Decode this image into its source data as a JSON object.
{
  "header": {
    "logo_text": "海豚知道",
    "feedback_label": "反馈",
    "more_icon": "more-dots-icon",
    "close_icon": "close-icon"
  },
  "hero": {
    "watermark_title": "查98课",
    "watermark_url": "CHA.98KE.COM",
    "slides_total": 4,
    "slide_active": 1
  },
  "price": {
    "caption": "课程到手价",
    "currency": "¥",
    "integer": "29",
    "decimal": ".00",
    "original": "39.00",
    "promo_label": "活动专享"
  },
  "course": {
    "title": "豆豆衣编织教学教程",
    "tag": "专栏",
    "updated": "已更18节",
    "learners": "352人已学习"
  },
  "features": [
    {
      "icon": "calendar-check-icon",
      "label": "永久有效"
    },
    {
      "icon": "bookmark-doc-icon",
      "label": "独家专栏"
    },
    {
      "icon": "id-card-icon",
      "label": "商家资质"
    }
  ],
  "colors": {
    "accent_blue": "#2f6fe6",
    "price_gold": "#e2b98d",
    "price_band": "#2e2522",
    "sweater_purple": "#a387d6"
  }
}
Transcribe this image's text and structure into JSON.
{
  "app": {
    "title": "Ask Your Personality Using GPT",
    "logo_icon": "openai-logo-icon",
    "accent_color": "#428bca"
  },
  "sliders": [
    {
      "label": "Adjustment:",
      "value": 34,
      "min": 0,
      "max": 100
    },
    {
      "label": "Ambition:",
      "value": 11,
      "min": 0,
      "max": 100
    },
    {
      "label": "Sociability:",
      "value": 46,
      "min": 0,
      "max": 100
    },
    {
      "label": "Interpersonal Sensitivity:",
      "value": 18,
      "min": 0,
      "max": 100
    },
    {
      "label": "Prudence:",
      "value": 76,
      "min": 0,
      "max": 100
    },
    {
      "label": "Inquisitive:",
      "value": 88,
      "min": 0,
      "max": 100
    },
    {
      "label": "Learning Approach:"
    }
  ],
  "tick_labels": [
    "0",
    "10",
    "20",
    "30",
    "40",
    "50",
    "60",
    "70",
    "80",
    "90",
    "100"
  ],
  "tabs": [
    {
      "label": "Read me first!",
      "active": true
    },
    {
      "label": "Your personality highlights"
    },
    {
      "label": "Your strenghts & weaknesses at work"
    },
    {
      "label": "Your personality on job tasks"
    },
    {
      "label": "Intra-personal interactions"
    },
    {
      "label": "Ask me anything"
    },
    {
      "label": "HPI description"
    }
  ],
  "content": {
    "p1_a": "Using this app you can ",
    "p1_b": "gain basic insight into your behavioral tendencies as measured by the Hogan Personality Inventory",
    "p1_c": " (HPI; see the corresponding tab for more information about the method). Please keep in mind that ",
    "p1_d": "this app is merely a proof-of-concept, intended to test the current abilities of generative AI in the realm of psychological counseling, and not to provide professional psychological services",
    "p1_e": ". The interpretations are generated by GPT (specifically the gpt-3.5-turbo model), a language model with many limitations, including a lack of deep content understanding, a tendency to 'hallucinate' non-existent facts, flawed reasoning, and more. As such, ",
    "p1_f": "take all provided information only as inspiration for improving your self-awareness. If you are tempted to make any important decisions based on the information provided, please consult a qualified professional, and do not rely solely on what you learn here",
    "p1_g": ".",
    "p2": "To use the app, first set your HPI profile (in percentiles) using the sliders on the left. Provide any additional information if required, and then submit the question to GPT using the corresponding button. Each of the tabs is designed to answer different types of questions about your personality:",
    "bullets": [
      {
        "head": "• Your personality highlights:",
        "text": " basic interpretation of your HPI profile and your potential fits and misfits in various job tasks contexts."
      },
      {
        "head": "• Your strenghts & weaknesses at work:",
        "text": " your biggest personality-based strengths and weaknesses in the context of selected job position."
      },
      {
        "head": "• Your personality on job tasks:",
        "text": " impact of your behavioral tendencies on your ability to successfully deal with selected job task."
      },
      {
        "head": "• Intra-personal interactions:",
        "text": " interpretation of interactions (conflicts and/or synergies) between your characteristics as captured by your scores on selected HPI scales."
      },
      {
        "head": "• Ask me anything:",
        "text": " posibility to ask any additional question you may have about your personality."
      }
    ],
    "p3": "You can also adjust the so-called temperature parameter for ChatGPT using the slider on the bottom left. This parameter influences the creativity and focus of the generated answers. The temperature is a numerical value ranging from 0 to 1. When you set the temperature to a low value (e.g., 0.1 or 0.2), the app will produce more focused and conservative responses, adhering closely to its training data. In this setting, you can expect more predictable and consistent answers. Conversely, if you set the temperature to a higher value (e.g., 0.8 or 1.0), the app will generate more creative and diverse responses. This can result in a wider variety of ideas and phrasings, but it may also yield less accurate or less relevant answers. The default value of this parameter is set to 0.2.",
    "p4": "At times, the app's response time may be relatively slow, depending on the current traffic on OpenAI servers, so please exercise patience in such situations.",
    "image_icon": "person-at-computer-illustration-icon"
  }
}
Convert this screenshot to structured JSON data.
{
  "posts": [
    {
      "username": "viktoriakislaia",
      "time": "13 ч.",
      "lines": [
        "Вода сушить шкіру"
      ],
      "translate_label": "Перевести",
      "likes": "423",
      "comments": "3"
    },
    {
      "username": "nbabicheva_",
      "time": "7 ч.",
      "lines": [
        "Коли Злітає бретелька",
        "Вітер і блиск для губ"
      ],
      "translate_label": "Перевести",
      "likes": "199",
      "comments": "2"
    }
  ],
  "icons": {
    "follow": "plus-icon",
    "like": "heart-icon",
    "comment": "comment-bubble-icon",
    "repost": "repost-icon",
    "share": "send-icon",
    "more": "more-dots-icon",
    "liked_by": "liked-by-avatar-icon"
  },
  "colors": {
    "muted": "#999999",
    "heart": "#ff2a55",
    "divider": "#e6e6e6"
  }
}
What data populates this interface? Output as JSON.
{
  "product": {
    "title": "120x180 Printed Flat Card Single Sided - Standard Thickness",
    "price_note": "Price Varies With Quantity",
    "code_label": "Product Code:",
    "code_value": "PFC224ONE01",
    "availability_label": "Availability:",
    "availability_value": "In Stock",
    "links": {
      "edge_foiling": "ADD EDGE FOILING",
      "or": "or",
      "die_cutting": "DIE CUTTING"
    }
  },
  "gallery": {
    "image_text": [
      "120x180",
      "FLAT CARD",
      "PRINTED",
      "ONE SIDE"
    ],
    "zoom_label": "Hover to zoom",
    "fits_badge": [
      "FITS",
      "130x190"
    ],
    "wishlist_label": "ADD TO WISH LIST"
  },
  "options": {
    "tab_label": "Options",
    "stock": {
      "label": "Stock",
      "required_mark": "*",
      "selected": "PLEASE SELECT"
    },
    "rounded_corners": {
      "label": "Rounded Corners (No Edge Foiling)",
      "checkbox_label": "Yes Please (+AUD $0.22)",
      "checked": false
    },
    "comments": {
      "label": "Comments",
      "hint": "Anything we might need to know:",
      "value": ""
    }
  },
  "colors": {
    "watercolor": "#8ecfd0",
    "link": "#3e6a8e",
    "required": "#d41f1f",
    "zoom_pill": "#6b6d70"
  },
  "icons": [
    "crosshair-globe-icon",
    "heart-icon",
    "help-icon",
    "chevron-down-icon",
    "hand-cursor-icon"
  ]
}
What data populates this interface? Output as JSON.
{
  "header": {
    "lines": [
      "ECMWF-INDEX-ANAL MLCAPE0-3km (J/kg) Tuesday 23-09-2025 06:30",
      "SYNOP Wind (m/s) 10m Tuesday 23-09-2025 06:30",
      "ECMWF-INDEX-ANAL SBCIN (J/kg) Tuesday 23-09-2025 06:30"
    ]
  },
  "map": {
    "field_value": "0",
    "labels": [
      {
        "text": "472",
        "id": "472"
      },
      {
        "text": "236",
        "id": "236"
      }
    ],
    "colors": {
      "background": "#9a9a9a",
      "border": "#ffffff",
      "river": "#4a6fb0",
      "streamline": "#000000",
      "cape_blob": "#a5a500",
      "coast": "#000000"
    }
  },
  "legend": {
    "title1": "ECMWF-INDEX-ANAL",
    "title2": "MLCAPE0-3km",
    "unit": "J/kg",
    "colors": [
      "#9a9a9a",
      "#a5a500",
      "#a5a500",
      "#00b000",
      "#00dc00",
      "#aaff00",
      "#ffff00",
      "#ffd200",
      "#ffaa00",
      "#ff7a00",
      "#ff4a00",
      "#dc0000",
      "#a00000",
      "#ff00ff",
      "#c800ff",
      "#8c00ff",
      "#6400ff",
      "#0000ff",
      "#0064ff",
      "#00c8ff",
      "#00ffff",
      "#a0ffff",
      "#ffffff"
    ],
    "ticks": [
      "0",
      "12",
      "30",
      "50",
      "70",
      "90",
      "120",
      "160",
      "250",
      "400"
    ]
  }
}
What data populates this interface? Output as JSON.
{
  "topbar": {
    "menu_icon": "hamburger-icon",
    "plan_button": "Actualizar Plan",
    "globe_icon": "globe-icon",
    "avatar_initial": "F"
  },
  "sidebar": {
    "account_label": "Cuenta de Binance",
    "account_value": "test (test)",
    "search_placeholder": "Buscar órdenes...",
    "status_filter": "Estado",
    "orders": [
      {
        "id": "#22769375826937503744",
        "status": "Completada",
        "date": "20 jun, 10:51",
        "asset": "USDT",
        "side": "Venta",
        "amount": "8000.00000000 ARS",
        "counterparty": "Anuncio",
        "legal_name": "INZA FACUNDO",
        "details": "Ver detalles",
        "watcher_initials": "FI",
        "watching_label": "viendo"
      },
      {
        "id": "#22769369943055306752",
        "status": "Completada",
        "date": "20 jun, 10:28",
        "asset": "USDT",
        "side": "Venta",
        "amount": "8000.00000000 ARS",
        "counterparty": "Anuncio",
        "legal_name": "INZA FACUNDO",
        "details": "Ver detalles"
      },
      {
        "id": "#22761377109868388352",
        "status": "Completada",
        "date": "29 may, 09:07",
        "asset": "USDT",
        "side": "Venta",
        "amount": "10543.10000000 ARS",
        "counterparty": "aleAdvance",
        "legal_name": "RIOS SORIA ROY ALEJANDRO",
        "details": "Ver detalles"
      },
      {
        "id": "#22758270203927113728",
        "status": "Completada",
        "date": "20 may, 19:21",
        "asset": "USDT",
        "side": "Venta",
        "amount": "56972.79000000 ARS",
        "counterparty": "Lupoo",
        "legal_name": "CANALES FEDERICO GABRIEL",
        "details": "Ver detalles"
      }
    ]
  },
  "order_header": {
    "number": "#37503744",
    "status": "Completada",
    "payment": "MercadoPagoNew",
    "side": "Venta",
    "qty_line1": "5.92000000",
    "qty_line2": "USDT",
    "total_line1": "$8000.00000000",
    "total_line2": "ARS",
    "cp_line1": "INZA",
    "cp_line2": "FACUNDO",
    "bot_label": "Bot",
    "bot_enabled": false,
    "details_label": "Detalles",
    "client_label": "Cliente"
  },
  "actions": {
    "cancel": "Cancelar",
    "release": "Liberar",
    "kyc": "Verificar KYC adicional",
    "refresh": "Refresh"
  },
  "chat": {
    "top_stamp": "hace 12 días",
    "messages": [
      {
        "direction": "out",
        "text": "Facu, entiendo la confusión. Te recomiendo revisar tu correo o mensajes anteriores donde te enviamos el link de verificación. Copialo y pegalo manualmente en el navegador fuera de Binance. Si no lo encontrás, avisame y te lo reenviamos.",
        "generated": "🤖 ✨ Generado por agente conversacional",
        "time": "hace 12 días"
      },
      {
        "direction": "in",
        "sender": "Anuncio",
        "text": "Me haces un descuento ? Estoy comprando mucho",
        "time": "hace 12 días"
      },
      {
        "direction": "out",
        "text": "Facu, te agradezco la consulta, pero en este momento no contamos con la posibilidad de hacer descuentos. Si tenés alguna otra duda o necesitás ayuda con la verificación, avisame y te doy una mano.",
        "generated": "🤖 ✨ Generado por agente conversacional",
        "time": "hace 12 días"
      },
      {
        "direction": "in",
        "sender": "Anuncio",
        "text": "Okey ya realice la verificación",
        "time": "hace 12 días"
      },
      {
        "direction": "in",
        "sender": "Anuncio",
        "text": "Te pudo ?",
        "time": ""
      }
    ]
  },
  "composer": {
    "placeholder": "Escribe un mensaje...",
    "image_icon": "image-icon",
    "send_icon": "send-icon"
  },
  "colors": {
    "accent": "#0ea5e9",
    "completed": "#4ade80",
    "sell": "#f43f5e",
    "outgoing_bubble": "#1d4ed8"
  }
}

## What is required
Copy out each line of the records that holds the string "based".

## Problem solution
    "p1_f": "take all provided information only as inspiration for improving your self-awareness. If you are tempted to make any important decisions based on the information provided, please consult a qualified professional, and do not rely solely on what you learn here",
        "text": " your biggest personality-based strengths and weaknesses in the context of selected job position."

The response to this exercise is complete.